> **Exercise prompt**: Pull each line containing "subtitle" out of the data and copy it.

> **Given data**:
_ _ _ _ _ _ _

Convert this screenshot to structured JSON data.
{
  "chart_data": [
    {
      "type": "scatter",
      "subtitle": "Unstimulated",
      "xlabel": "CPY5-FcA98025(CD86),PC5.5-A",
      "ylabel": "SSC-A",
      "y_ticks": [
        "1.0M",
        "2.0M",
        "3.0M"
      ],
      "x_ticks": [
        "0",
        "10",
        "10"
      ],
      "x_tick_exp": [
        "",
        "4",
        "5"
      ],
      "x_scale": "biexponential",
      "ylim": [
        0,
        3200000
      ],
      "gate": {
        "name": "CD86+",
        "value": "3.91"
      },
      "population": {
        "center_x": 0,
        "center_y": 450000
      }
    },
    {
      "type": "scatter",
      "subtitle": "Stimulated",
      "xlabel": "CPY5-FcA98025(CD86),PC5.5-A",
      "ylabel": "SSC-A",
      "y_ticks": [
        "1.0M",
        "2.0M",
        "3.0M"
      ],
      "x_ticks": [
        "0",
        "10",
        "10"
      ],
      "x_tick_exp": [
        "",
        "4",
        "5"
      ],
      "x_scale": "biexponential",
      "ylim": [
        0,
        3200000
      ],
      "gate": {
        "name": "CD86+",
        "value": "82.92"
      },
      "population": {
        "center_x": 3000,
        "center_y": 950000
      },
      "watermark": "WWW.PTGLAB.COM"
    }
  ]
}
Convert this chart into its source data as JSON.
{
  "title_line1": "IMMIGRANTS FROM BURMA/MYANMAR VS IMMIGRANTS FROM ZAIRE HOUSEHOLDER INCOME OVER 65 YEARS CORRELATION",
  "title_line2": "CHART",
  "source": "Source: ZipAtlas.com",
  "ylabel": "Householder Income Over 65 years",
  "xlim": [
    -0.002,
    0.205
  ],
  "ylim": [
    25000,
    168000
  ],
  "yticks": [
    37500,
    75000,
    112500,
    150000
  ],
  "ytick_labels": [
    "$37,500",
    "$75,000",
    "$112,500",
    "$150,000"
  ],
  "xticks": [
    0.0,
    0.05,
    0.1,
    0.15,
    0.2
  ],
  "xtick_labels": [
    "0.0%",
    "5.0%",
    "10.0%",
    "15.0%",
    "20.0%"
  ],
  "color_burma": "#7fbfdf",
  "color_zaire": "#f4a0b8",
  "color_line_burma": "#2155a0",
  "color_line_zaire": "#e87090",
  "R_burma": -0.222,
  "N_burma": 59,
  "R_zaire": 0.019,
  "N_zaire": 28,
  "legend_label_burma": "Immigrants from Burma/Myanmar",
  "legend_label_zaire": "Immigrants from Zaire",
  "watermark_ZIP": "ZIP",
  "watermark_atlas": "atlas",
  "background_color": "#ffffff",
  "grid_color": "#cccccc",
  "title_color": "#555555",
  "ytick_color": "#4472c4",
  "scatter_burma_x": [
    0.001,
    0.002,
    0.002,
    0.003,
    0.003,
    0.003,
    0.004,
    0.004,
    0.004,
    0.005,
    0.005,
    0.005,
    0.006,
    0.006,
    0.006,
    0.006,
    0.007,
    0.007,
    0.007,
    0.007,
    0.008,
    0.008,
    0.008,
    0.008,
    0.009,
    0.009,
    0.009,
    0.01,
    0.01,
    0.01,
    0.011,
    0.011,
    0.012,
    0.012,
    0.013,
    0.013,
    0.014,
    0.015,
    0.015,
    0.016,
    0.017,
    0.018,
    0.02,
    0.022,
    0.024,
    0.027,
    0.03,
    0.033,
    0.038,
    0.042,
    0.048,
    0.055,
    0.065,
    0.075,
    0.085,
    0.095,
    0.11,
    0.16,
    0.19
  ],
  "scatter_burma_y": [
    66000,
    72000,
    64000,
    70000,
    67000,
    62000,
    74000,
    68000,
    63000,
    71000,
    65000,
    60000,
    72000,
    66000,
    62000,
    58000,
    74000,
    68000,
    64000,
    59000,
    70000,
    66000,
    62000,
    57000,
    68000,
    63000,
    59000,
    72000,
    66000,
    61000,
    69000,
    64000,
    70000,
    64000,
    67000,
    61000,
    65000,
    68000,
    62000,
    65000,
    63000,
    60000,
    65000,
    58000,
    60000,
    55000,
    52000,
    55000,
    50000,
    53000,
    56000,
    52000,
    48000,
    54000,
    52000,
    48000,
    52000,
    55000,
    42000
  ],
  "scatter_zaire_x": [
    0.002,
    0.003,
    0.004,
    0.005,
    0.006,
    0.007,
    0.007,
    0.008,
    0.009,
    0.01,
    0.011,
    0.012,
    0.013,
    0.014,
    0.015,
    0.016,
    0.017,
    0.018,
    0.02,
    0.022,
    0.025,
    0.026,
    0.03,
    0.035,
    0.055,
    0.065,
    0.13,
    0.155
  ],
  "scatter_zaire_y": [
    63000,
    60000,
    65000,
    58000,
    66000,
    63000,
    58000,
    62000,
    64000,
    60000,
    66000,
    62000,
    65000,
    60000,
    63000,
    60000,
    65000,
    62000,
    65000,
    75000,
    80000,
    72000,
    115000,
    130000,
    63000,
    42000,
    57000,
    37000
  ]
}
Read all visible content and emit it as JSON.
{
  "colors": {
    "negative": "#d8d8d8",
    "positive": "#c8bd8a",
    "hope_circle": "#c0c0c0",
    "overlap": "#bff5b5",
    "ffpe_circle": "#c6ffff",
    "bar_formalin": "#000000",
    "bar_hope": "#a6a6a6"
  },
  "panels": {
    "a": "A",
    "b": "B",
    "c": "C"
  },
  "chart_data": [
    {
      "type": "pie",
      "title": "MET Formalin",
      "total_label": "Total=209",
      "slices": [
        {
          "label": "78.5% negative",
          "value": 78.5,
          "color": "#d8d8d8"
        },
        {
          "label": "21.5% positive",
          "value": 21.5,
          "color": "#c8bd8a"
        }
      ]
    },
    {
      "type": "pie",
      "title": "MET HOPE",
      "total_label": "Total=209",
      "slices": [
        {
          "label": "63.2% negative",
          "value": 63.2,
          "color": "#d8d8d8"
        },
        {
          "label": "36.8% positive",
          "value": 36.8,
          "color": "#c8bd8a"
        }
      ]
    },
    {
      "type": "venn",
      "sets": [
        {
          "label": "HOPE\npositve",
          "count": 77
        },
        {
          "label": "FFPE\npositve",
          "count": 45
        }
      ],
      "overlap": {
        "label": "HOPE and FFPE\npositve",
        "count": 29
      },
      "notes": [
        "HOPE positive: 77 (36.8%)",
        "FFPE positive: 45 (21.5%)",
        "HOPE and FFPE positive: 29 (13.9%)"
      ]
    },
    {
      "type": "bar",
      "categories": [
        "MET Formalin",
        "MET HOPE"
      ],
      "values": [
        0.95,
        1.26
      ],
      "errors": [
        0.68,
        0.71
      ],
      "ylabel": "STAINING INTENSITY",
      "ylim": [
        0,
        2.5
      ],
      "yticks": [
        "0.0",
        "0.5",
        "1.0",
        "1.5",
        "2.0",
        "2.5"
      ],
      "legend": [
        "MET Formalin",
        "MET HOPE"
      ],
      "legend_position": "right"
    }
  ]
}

_ _ _ _ _ _ _

> **Result**:
      "subtitle": "Unstimulated",
      "subtitle": "Stimulated",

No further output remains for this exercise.